+++ SUPPLIED RECORDS
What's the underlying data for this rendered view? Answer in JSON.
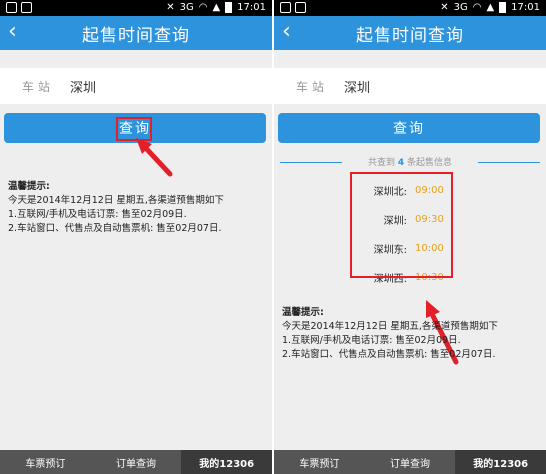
{
  "status": {
    "net": "3G",
    "time": "17:01"
  },
  "appbar": {
    "back": "‹",
    "title": "起售时间查询"
  },
  "station": {
    "label": "车站",
    "value": "深圳"
  },
  "query_button": "查询",
  "tips": {
    "heading": "温馨提示:",
    "line1": "今天是2014年12月12日 星期五,各渠道预售期如下",
    "line2": "1.互联网/手机及电话订票: 售至02月09日.",
    "line3": "2.车站窗口、代售点及自动售票机: 售至02月07日."
  },
  "results": {
    "count_prefix": "共查到",
    "count": "4",
    "count_suffix": "条起售信息",
    "items": [
      {
        "name": "深圳北:",
        "time": "09:00"
      },
      {
        "name": "深圳:",
        "time": "09:30"
      },
      {
        "name": "深圳东:",
        "time": "10:00"
      },
      {
        "name": "深圳西:",
        "time": "10:30"
      }
    ]
  },
  "nav": [
    "车票预订",
    "订单查询",
    "我的12306"
  ],
  "colors": {
    "brand": "#2d93dc",
    "highlight": "#e3202a",
    "time": "#e6a11d"
  }
}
++++++
- _JOB_
Reproduce the full listing faithfully, but do not carry over any pictures.

- _THE RESPONSE_
What's the underlying data for this rendered view? Answer in JSON.
{
  "status": {
    "net": "3G",
    "time": "17:01"
  },
  "appbar": {
    "back": "‹",
    "title": "起售时间查询"
  },
  "station": {
    "label": "车站",
    "value": "深圳"
  },
  "query_button": "查询",
  "tips": {
    "heading": "温馨提示:",
    "line1": "今天是2014年12月12日 星期五,各渠道预售期如下",
    "line2": "1.互联网/手机及电话订票: 售至02月09日.",
    "line3": "2.车站窗口、代售点及自动售票机: 售至02月07日."
  },
  "results": {
    "count_prefix": "共查到",
    "count": "4",
    "count_suffix": "条起售信息",
    "items": [
      {
        "name": "深圳北:",
        "time": "09:00"
      },
      {
        "name": "深圳:",
        "time": "09:30"
      },
      {
        "name": "深圳东:",
        "time": "10:00"
      },
      {
        "name": "深圳西:",
        "time": "10:30"
      }
    ]
  },
  "nav": [
    "车票预订",
    "订单查询",
    "我的12306"
  ],
  "colors": {
    "brand": "#2d93dc",
    "highlight": "#e3202a",
    "time": "#e6a11d"
  }
}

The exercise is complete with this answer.